• EXERCISE AIM: Please copy out the full text on SCN9A expression and anesthetic success below, word for word.

This prospective case-control study aims to evaluate the association between SCN9A gene expression and inflammatory cytokine levels with the clinical success of IANB in patients with SIP affecting mandibular molars. Approximately 90-100 patients will be recruited and categorized into two groups based on anesthetic outcome: successful anesthesia and failed anesthesia. All patients will receive a standardized IANB using 2% lidocaine with 1:100,000 epinephrine. Anesthetic success will be determined based on the absence of pain during access cavity preparation and instrumentation.
Following access and pulp extirpation, pulpal tissue samples will be collected. SCN9A gene expression will be assessed using quantitative real-time polymerase chain reaction (RT-qPCR), with relative expression calculated using the 2^-ΔΔCt method. Inflammatory cytokine levels (IL-6, TNF-α, IL-1β) will be quantified using enzyme-linked immunosorbent assay (ELISA).
The primary outcome will be the difference in SCN9A expression between failed and successful anesthesia groups. Secondary outcomes will include comparison of cytokine levels and evaluation of correlations between SCN9A expression and inflammatory markers. Statistical analysis will include group comparisons, correlation analysis, logistic regression, and receiver operating characteristic (ROC) curve analysis to assess the predictive value of these biomarkers.
The present study is designed as a prospective case-control investigation to assess the association between SCN9A gene expression and levels of key inflammatory cytokines with the clinical success of IANB. A total of approximately 100 patients diagnosed with SIP in mandibular molars will be recruited and categorized into two groups based on anesthetic outcome: successful anesthesia and failed anesthesia. Standardized IANB will be administered using 2% lidocaine with 1:100,000 epinephrine, and anesthetic success will be determined based on absence of pain during access cavity preparation and instrumentation.

• DATA SUPPLIED:
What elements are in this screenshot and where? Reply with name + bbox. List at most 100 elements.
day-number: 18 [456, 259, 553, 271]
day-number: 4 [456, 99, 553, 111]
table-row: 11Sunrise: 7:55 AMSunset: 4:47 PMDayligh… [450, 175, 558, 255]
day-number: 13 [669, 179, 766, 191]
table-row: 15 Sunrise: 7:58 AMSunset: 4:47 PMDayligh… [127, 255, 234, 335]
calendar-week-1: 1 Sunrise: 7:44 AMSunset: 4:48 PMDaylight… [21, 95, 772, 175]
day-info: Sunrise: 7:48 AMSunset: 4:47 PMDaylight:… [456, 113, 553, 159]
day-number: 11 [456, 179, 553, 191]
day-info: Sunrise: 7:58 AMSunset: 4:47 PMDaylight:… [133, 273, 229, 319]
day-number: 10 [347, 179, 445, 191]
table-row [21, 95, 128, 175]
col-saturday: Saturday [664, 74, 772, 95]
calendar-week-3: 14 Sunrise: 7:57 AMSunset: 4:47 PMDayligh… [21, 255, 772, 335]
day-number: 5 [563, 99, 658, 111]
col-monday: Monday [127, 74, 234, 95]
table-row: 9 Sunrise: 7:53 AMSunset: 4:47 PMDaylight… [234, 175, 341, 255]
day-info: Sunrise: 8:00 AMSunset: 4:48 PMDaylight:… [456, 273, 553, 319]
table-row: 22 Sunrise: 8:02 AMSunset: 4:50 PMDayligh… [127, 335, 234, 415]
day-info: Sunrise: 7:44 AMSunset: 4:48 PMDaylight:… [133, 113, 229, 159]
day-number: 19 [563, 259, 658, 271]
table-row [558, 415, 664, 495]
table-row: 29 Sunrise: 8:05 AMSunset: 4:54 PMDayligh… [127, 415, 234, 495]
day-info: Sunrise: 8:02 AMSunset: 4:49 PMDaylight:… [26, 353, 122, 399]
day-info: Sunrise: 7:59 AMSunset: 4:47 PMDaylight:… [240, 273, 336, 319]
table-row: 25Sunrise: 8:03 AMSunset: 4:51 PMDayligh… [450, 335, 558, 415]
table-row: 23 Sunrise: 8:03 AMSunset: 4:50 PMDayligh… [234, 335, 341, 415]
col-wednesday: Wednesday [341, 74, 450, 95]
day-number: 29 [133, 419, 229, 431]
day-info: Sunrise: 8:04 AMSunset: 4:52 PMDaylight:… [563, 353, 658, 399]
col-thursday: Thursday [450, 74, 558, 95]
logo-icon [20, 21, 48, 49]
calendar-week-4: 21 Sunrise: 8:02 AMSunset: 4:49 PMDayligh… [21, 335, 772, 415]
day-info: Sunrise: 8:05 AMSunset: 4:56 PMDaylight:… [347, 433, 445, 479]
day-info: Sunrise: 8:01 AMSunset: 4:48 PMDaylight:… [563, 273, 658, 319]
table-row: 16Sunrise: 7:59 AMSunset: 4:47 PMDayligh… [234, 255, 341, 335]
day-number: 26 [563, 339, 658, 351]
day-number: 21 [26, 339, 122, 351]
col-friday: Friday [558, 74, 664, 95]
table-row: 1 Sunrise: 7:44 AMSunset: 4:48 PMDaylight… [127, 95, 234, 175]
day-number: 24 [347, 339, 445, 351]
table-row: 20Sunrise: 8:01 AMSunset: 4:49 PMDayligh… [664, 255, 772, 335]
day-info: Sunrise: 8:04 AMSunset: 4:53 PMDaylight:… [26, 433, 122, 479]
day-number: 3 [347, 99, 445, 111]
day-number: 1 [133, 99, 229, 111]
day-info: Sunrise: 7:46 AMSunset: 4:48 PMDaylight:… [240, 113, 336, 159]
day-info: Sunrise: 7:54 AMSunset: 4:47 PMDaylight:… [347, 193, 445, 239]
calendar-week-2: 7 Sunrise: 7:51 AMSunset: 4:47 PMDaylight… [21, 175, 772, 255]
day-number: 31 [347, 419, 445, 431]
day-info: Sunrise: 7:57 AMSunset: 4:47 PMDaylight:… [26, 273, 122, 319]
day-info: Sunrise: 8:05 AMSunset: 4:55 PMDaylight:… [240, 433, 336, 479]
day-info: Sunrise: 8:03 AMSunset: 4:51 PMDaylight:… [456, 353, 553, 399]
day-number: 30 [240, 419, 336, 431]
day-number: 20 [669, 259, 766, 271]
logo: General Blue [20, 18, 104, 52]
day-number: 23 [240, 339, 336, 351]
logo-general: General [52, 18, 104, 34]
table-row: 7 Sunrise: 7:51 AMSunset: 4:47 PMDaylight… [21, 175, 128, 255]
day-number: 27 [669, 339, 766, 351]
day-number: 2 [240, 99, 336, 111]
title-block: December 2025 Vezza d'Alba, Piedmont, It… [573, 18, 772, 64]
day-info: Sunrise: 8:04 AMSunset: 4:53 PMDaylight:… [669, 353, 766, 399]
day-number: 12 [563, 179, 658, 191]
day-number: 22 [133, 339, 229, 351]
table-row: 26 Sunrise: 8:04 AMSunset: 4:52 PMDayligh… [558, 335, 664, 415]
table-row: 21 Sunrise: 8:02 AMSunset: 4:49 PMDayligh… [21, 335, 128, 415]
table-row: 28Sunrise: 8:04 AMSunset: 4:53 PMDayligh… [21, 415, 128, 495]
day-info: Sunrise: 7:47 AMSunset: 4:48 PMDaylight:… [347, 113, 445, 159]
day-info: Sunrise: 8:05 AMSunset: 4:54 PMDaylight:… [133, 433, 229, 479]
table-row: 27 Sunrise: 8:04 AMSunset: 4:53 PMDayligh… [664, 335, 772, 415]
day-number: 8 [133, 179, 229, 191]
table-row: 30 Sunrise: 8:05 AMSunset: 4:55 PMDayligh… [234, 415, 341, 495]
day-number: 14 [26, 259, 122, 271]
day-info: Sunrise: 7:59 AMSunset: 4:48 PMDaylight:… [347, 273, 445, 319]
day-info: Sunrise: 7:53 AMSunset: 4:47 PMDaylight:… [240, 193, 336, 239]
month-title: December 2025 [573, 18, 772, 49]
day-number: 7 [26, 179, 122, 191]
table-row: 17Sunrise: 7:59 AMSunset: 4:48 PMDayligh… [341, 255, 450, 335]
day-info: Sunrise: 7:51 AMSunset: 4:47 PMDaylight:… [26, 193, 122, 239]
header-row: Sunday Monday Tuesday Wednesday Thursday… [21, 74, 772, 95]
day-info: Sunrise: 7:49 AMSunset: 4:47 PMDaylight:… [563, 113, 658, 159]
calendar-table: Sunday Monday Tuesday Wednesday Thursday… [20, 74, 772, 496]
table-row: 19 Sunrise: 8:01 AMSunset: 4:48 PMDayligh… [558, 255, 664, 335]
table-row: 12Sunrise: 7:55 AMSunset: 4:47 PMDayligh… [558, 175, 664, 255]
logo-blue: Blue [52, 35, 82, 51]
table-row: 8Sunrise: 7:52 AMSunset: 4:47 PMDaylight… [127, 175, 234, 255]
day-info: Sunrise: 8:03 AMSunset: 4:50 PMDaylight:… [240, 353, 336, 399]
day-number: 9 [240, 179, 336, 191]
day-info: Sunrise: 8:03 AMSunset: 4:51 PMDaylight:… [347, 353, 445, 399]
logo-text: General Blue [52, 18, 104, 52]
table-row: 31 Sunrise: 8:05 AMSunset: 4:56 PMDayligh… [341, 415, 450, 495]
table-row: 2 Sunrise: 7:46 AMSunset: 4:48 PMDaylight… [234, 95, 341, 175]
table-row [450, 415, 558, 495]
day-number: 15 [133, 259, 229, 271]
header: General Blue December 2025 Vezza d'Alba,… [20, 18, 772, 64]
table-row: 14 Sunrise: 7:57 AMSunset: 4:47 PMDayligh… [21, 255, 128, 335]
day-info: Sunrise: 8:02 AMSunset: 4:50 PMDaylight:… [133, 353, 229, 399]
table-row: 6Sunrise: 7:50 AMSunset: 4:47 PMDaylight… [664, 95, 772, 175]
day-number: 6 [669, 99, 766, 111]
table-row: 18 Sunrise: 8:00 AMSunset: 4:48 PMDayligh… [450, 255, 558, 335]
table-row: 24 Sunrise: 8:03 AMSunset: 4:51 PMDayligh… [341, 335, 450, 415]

• FINISHED TASK:
This prospective case-control study aims to evaluate the association between SCN9A gene expression and inflammatory cytokine levels with the clinical success of IANB in patients with SIP affecting mandibular molars. Approximately 90-100 patients will be recruited and categorized into two groups based on anesthetic outcome: successful anesthesia and failed anesthesia. All patients will receive a standardized IANB using 2% lidocaine with 1:100,000 epinephrine. Anesthetic success will be determined based on the absence of pain during access cavity preparation and instrumentation.
Following access and pulp extirpation, pulpal tissue samples will be collected. SCN9A gene expression will be assessed using quantitative real-time polymerase chain reaction (RT-qPCR), with relative expression calculated using the 2^-ΔΔCt method. Inflammatory cytokine levels (IL-6, TNF-α, IL-1β) will be quantified using enzyme-linked immunosorbent assay (ELISA).
The primary outcome will be the difference in SCN9A expression between failed and successful anesthesia groups. Secondary outcomes will include comparison of cytokine levels and evaluation of correlations between SCN9A expression and inflammatory markers. Statistical analysis will include group comparisons, correlation analysis, logistic regression, and receiver operating characteristic (ROC) curve analysis to assess the predictive value of these biomarkers.
The present study is designed as a prospective case-control investigation to assess the association between SCN9A gene expression and levels of key inflammatory cytokines with the clinical success of IANB. A total of approximately 100 patients diagnosed with SIP in mandibular molars will be recruited and categorized into two groups based on anesthetic outcome: successful anesthesia and failed anesthesia. Standardized IANB will be administered using 2% lidocaine with 1:100,000 epinephrine, and anesthetic success will be determined based on absence of pain during access cavity preparation and instrumentation.